## Material for this exercise
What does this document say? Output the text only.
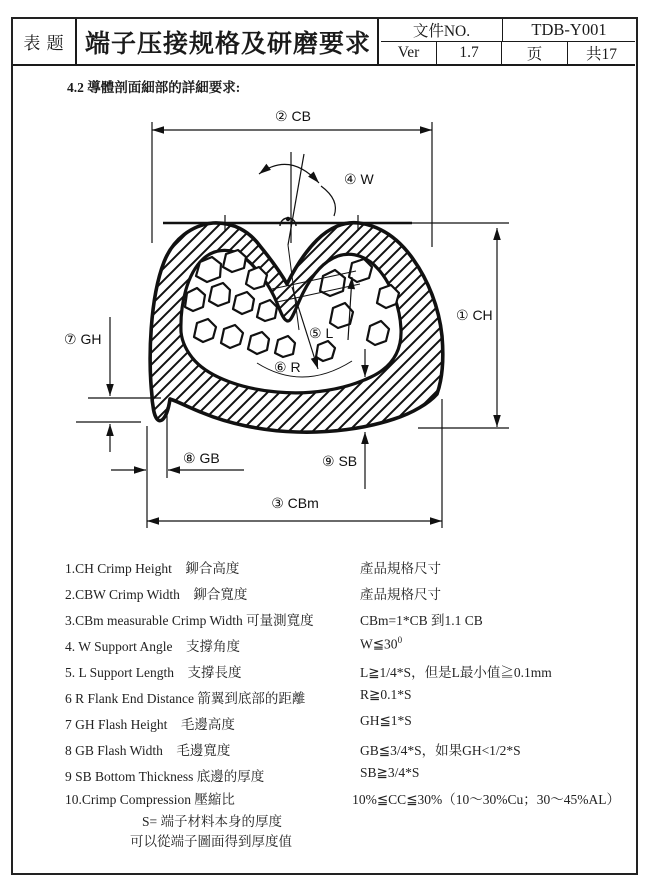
表 题 端子压接规格及研磨要求	文件NO.	TDB-Y001
Ver	1.7	页	共17
4.2 導體剖面細部的詳細要求:
② CB
④ W
① CH
⑦ GH
⑧ GB	⑨ SB
③ CBm
⑤ L
⑥ R
1.CH Crimp Height　鉚合高度	產品規格尺寸
2.CBW Crimp Width　鉚合寬度	產品規格尺寸
3.CBm measurable Crimp Width 可量測寬度	CBm=1*CB 到1.1 CB
4. W Support Angle　支撐角度	$W≦30^0$
5. L Support Length　支撐長度	L≧1/4*S，但是L最小值≧0.1mm
6 R Flank End Distance 箭翼到底部的距離	R≧0.1*S
7 GH Flash Height　毛邊高度	GH≦1*S
8 GB Flash Width　毛邊寬度	GB≦3/4*S，如果GH<1/2*S
9 SB Bottom Thickness 底邊的厚度	SB≧3/4*S
10.Crimp Compression 壓縮比	10%≦CC≦30%（10～30%Cu；30～45%AL）
S= 端子材料本身的厚度
可以從端子圖面得到厚度值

## Task directions
Write out the entries above verbatim; the pictures do not belong in your copy.

## Worked solution
What does this document say? Output the text only.
表 题 端子压接规格及研磨要求	文件NO.	TDB-Y001
Ver	1.7	页	共17
4.2 導體剖面細部的詳細要求:
② CB
④ W
① CH
⑦ GH
⑧ GB	⑨ SB
③ CBm
⑤ L
⑥ R
1.CH Crimp Height　鉚合高度	產品規格尺寸
2.CBW Crimp Width　鉚合寬度	產品規格尺寸
3.CBm measurable Crimp Width 可量測寬度	CBm=1*CB 到1.1 CB
4. W Support Angle　支撐角度	$W≦30^0$
5. L Support Length　支撐長度	L≧1/4*S，但是L最小值≧0.1mm
6 R Flank End Distance 箭翼到底部的距離	R≧0.1*S
7 GH Flash Height　毛邊高度	GH≦1*S
8 GB Flash Width　毛邊寬度	GB≦3/4*S，如果GH<1/2*S
9 SB Bottom Thickness 底邊的厚度	SB≧3/4*S
10.Crimp Compression 壓縮比	10%≦CC≦30%（10～30%Cu；30～45%AL）
S= 端子材料本身的厚度
可以從端子圖面得到厚度值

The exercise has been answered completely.